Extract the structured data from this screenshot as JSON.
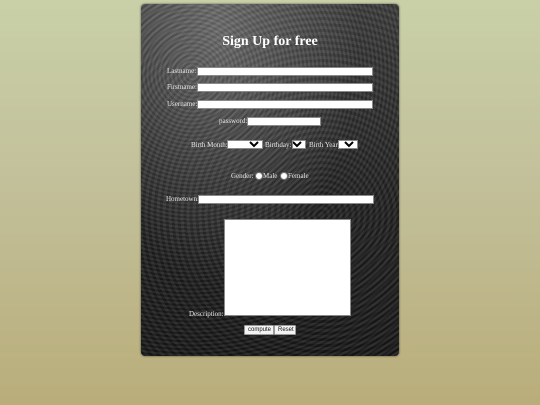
{
  "form": {
    "title": "Sign Up for free",
    "lastname_label": "Lastname:",
    "firstname_label": "Firstname:",
    "username_label": "Username:",
    "password_label": "password:",
    "birth_month_label": "Birth Month:",
    "birthday_label": "Birthday:",
    "birth_year_label": "Birth Year:",
    "gender_label": "Gender:",
    "gender_male_label": "Male",
    "gender_female_label": "Female",
    "hometown_label": "Hometown:",
    "description_label": "Description:",
    "compute_button": "compute",
    "reset_button": "Reset"
  }
}
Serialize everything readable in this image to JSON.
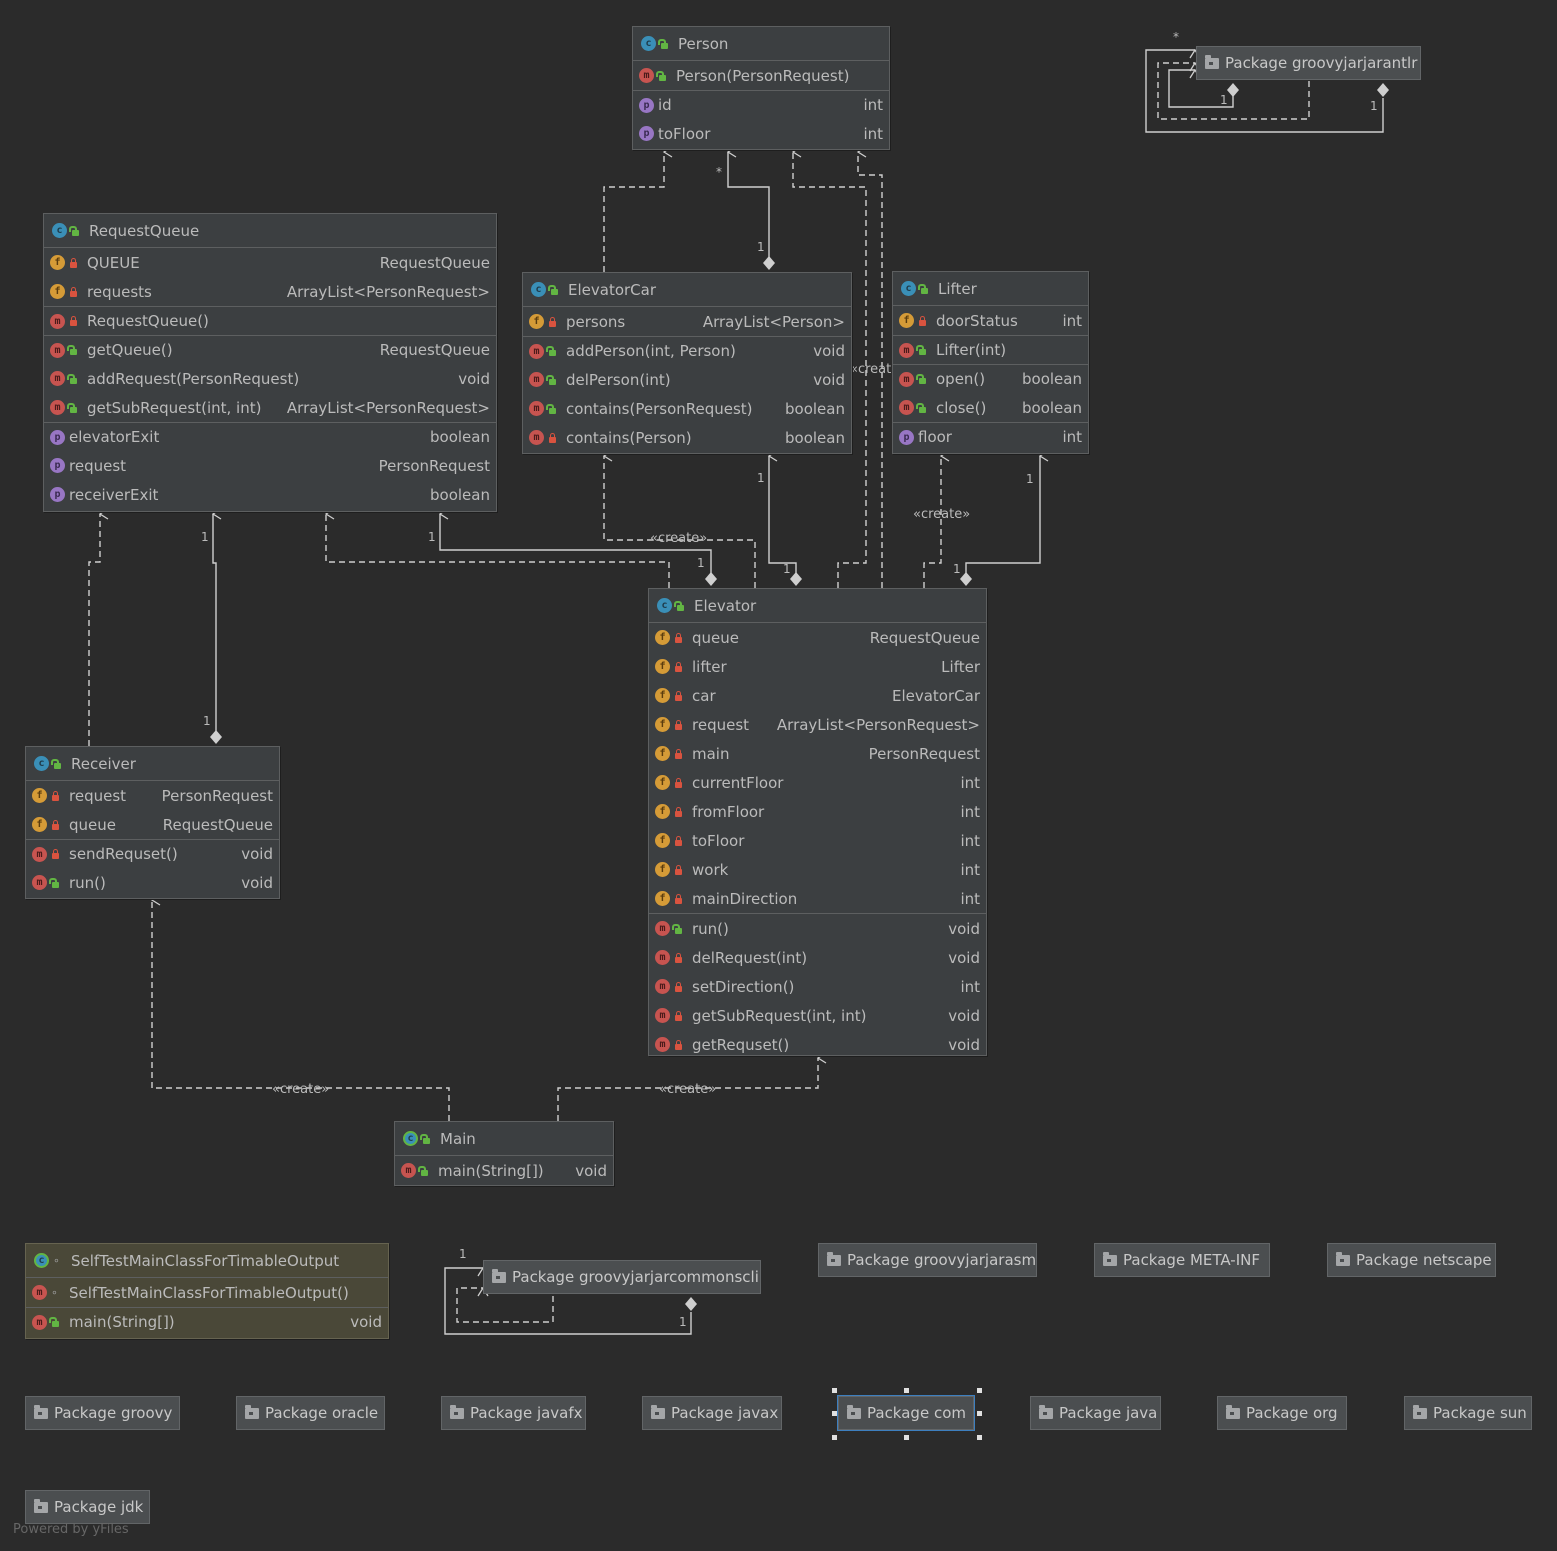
--- --- ---
## Do this
Write out the records above exactly as they appear, leaving out any pictures.

## Solved problem
Extract the structured data from this screenshot as JSON.
{
  "form": {
    "title": "Sign Up for free",
    "lastname_label": "Lastname:",
    "firstname_label": "Firstname:",
    "username_label": "Username:",
    "password_label": "password:",
    "birth_month_label": "Birth Month:",
    "birthday_label": "Birthday:",
    "birth_year_label": "Birth Year:",
    "gender_label": "Gender:",
    "gender_male_label": "Male",
    "gender_female_label": "Female",
    "hometown_label": "Hometown:",
    "description_label": "Description:",
    "compute_button": "compute",
    "reset_button": "Reset"
  }
}
Serialize everything readable in this image to JSON.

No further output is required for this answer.